Exercise instructions:
Pull out each line of the data that includes the word "Disk".

— START —

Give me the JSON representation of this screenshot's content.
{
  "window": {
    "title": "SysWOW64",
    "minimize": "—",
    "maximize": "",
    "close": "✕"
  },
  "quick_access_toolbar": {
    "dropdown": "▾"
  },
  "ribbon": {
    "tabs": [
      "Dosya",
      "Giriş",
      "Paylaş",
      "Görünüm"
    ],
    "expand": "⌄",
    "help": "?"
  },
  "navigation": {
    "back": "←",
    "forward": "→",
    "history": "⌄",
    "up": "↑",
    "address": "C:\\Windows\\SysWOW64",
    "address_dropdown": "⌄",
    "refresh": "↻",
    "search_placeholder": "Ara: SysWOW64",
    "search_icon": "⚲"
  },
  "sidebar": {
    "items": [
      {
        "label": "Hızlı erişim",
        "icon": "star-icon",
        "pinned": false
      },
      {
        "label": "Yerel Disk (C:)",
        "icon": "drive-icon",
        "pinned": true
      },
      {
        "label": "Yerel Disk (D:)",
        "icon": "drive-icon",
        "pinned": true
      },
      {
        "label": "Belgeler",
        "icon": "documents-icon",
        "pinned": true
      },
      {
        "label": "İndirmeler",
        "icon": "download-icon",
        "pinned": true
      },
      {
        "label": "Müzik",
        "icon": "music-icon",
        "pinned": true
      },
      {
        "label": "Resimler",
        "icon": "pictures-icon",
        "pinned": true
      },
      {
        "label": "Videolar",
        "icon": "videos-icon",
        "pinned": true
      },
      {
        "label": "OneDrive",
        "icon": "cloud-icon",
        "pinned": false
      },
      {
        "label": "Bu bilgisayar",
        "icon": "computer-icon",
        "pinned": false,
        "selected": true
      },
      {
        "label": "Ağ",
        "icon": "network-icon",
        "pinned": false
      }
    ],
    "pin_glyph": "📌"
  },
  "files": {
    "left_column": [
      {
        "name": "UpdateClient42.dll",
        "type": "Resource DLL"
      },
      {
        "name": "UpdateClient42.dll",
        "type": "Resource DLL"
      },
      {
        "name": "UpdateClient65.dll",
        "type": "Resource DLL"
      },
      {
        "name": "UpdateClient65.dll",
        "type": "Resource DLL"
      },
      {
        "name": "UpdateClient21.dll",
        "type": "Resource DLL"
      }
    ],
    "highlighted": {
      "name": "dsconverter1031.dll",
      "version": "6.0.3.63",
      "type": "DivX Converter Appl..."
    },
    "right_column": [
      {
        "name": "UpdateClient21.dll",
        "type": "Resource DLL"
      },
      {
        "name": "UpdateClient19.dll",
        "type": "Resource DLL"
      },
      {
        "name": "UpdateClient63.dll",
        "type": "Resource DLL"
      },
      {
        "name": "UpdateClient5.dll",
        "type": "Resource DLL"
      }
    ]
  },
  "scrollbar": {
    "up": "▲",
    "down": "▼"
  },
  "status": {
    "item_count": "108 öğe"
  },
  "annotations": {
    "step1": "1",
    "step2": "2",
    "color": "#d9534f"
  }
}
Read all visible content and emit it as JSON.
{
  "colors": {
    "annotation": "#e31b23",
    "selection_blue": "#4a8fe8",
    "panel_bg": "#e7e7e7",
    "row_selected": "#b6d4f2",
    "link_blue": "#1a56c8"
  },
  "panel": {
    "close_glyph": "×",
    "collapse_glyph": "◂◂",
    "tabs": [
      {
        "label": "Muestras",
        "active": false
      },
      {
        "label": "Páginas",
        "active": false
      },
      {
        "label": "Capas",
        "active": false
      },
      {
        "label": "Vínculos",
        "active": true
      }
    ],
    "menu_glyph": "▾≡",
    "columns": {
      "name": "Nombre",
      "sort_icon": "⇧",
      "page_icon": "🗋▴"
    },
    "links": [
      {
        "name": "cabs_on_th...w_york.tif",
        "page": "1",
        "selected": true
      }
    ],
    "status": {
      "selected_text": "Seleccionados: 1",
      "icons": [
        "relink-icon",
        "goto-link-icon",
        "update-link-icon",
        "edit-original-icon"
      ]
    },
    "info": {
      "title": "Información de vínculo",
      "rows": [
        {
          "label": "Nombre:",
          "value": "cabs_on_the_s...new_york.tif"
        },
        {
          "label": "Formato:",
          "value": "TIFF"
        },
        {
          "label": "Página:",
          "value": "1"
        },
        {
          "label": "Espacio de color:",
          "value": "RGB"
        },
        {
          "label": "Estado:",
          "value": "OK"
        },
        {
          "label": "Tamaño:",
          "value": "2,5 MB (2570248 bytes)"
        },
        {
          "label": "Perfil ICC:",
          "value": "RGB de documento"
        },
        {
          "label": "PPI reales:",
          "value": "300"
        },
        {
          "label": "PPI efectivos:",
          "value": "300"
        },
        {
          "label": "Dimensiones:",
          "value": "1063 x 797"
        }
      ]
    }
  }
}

— END —

Answer to the problem:
        "label": "Yerel Disk (C:)",
        "label": "Yerel Disk (D:)",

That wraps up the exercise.